Directions>
Images are not part of the copy; transcribe all the data exactly.
══════════
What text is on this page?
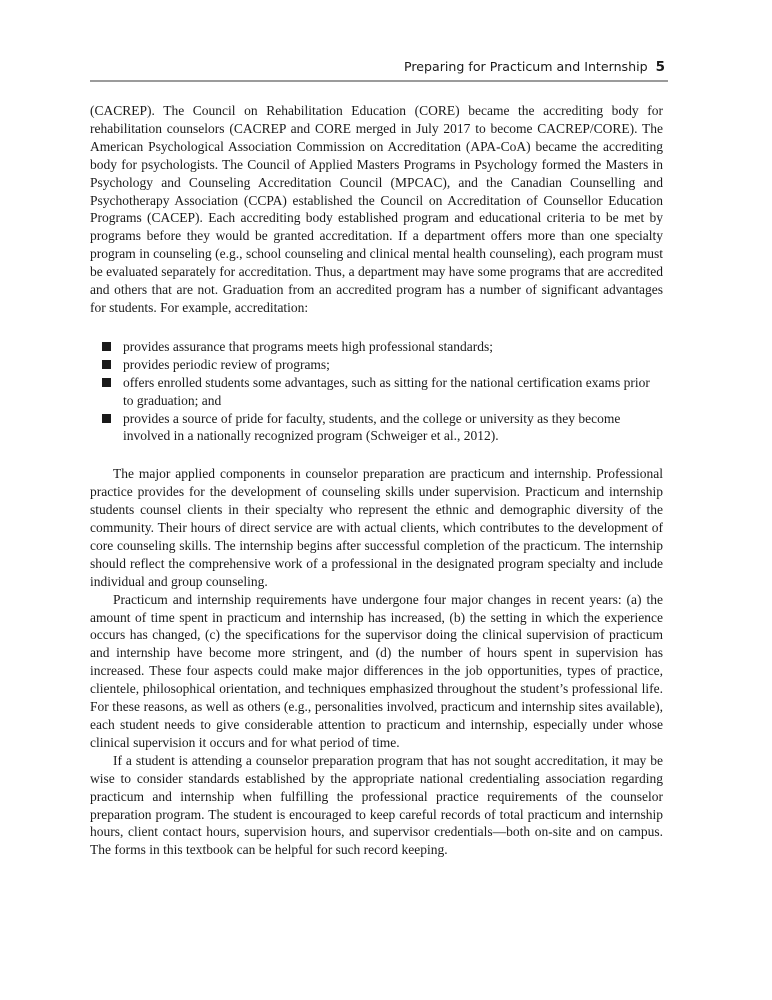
Preparing for Practicum and Internship 5

(CACREP). The Council on Rehabilitation Education (CORE) became the accrediting body for rehabilitation counselors (CACREP and CORE merged in July 2017 to become CACREP/CORE). The American Psychological Association Commission on Accreditation (APA-CoA) became the accrediting body for psychologists. The Council of Applied Masters Programs in Psychology formed the Masters in Psychology and Counseling Accreditation Council (MPCAC), and the Canadian Counselling and Psychotherapy Association (CCPA) established the Council on Accreditation of Counsellor Education Programs (CACEP). Each accrediting body established program and educational criteria to be met by programs before they would be granted accreditation. If a department offers more than one specialty program in counseling (e.g., school counseling and clinical mental health counseling), each program must be evaluated separately for accreditation. Thus, a department may have some programs that are accredited and others that are not. Graduation from an accredited program has a number of significant advantages for students. For example, accreditation:

provides assurance that programs meets high professional standards;
provides periodic review of programs;
offers enrolled students some advantages, such as sitting for the national certification exams prior to graduation; and
provides a source of pride for faculty, students, and the college or university as they become involved in a nationally recognized program (Schweiger et al., 2012).

The major applied components in counselor preparation are practicum and internship. Professional practice provides for the development of counseling skills under supervision. Practicum and internship students counsel clients in their specialty who represent the ethnic and demographic diversity of the community. Their hours of direct service are with actual clients, which contributes to the development of core counseling skills. The internship begins after successful completion of the practicum. The internship should reflect the comprehensive work of a professional in the designated program specialty and include individual and group counseling.

Practicum and internship requirements have undergone four major changes in recent years: (a) the amount of time spent in practicum and internship has increased, (b) the setting in which the experience occurs has changed, (c) the specifications for the supervisor doing the clinical supervision of practicum and internship have become more stringent, and (d) the number of hours spent in supervision has increased. These four aspects could make major differences in the job opportunities, types of practice, clientele, philosophical orientation, and techniques emphasized throughout the student’s professional life. For these reasons, as well as others (e.g., personalities involved, practicum and internship sites available), each student needs to give considerable attention to practicum and internship, especially under whose clinical supervision it occurs and for what period of time.

If a student is attending a counselor preparation program that has not sought accreditation, it may be wise to consider standards established by the appropriate national credentialing association regarding practicum and internship when fulfilling the professional practice requirements of the counselor preparation program. The student is encouraged to keep careful records of total practicum and internship hours, client contact hours, supervision hours, and supervisor credentials—both on-site and on campus. The forms in this textbook can be helpful for such record keeping.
══════════
Full output>
What text is on this page?
Preparing for Practicum and Internship 5

(CACREP). The Council on Rehabilitation Education (CORE) became the accrediting body for rehabilitation counselors (CACREP and CORE merged in July 2017 to become CACREP/CORE). The American Psychological Association Commission on Accreditation (APA-CoA) became the accrediting body for psychologists. The Council of Applied Masters Programs in Psychology formed the Masters in Psychology and Counseling Accreditation Council (MPCAC), and the Canadian Counselling and Psychotherapy Association (CCPA) established the Council on Accreditation of Counsellor Education Programs (CACEP). Each accrediting body established program and educational criteria to be met by programs before they would be granted accreditation. If a department offers more than one specialty program in counseling (e.g., school counseling and clinical mental health counseling), each program must be evaluated separately for accreditation. Thus, a department may have some programs that are accredited and others that are not. Graduation from an accredited program has a number of significant advantages for students. For example, accreditation:

provides assurance that programs meets high professional standards;
provides periodic review of programs;
offers enrolled students some advantages, such as sitting for the national certification exams prior to graduation; and
provides a source of pride for faculty, students, and the college or university as they become involved in a nationally recognized program (Schweiger et al., 2012).

The major applied components in counselor preparation are practicum and internship. Professional practice provides for the development of counseling skills under supervision. Practicum and internship students counsel clients in their specialty who represent the ethnic and demographic diversity of the community. Their hours of direct service are with actual clients, which contributes to the development of core counseling skills. The internship begins after successful completion of the practicum. The internship should reflect the comprehensive work of a professional in the designated program specialty and include individual and group counseling.

Practicum and internship requirements have undergone four major changes in recent years: (a) the amount of time spent in practicum and internship has increased, (b) the setting in which the experience occurs has changed, (c) the specifications for the supervisor doing the clinical supervision of practicum and internship have become more stringent, and (d) the number of hours spent in supervision has increased. These four aspects could make major differences in the job opportunities, types of practice, clientele, philosophical orientation, and techniques emphasized throughout the student’s professional life. For these reasons, as well as others (e.g., personalities involved, practicum and internship sites available), each student needs to give considerable attention to practicum and internship, especially under whose clinical supervision it occurs and for what period of time.

If a student is attending a counselor preparation program that has not sought accreditation, it may be wise to consider standards established by the appropriate national credentialing association regarding practicum and internship when fulfilling the professional practice requirements of the counselor preparation program. The student is encouraged to keep careful records of total practicum and internship hours, client contact hours, supervision hours, and supervisor credentials—both on-site and on campus. The forms in this textbook can be helpful for such record keeping.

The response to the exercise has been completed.